[start]

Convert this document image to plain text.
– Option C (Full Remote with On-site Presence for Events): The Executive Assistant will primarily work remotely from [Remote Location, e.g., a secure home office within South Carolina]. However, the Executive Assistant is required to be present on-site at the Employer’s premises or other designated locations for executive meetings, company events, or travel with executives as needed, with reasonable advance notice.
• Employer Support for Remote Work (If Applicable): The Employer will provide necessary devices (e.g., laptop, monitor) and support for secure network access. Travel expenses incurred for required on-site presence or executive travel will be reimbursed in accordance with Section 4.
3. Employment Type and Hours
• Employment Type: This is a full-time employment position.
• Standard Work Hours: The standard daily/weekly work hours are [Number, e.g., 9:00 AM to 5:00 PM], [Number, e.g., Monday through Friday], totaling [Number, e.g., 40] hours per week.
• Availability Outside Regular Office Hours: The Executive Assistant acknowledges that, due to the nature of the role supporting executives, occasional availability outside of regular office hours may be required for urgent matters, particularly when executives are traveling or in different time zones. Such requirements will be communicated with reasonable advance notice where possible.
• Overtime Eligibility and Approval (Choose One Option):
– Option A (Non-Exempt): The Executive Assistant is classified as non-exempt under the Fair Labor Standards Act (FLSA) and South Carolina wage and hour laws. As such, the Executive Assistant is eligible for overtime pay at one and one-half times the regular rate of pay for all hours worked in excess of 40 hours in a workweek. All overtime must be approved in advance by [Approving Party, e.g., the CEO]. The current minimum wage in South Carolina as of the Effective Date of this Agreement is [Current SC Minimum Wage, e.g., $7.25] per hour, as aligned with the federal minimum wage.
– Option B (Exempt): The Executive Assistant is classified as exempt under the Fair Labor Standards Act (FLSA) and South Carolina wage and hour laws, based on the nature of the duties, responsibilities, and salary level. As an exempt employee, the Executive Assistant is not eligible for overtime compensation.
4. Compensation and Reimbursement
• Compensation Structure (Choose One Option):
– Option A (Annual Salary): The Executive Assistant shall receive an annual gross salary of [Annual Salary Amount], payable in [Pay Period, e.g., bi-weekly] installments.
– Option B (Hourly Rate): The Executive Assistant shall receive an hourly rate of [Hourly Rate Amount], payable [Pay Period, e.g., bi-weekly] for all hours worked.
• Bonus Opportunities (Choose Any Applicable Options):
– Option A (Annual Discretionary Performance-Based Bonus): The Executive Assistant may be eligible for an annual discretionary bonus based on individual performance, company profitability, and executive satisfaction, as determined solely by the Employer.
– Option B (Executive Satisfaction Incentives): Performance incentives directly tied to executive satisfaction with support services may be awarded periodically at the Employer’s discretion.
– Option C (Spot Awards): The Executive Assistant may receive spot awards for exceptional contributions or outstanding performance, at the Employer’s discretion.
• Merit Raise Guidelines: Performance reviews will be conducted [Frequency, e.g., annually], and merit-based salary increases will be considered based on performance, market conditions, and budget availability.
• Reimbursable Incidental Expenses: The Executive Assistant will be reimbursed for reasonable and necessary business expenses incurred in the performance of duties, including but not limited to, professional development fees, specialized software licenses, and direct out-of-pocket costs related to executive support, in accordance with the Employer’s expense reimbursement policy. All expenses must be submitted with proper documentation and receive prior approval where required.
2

[end]

Set exercise
Transcribe the material above word for word.

Full answer
Convert this document image to plain text.
– Option C (Full Remote with On-site Presence for Events): The Executive Assistant will primarily work remotely from [Remote Location, e.g., a secure home office within South Carolina]. However, the Executive Assistant is required to be present on-site at the Employer’s premises or other designated locations for executive meetings, company events, or travel with executives as needed, with reasonable advance notice.
• Employer Support for Remote Work (If Applicable): The Employer will provide necessary devices (e.g., laptop, monitor) and support for secure network access. Travel expenses incurred for required on-site presence or executive travel will be reimbursed in accordance with Section 4.
3. Employment Type and Hours
• Employment Type: This is a full-time employment position.
• Standard Work Hours: The standard daily/weekly work hours are [Number, e.g., 9:00 AM to 5:00 PM], [Number, e.g., Monday through Friday], totaling [Number, e.g., 40] hours per week.
• Availability Outside Regular Office Hours: The Executive Assistant acknowledges that, due to the nature of the role supporting executives, occasional availability outside of regular office hours may be required for urgent matters, particularly when executives are traveling or in different time zones. Such requirements will be communicated with reasonable advance notice where possible.
• Overtime Eligibility and Approval (Choose One Option):
– Option A (Non-Exempt): The Executive Assistant is classified as non-exempt under the Fair Labor Standards Act (FLSA) and South Carolina wage and hour laws. As such, the Executive Assistant is eligible for overtime pay at one and one-half times the regular rate of pay for all hours worked in excess of 40 hours in a workweek. All overtime must be approved in advance by [Approving Party, e.g., the CEO]. The current minimum wage in South Carolina as of the Effective Date of this Agreement is [Current SC Minimum Wage, e.g., $7.25] per hour, as aligned with the federal minimum wage.
– Option B (Exempt): The Executive Assistant is classified as exempt under the Fair Labor Standards Act (FLSA) and South Carolina wage and hour laws, based on the nature of the duties, responsibilities, and salary level. As an exempt employee, the Executive Assistant is not eligible for overtime compensation.
4. Compensation and Reimbursement
• Compensation Structure (Choose One Option):
– Option A (Annual Salary): The Executive Assistant shall receive an annual gross salary of [Annual Salary Amount], payable in [Pay Period, e.g., bi-weekly] installments.
– Option B (Hourly Rate): The Executive Assistant shall receive an hourly rate of [Hourly Rate Amount], payable [Pay Period, e.g., bi-weekly] for all hours worked.
• Bonus Opportunities (Choose Any Applicable Options):
– Option A (Annual Discretionary Performance-Based Bonus): The Executive Assistant may be eligible for an annual discretionary bonus based on individual performance, company profitability, and executive satisfaction, as determined solely by the Employer.
– Option B (Executive Satisfaction Incentives): Performance incentives directly tied to executive satisfaction with support services may be awarded periodically at the Employer’s discretion.
– Option C (Spot Awards): The Executive Assistant may receive spot awards for exceptional contributions or outstanding performance, at the Employer’s discretion.
• Merit Raise Guidelines: Performance reviews will be conducted [Frequency, e.g., annually], and merit-based salary increases will be considered based on performance, market conditions, and budget availability.
• Reimbursable Incidental Expenses: The Executive Assistant will be reimbursed for reasonable and necessary business expenses incurred in the performance of duties, including but not limited to, professional development fees, specialized software licenses, and direct out-of-pocket costs related to executive support, in accordance with the Employer’s expense reimbursement policy. All expenses must be submitted with proper documentation and receive prior approval where required.
2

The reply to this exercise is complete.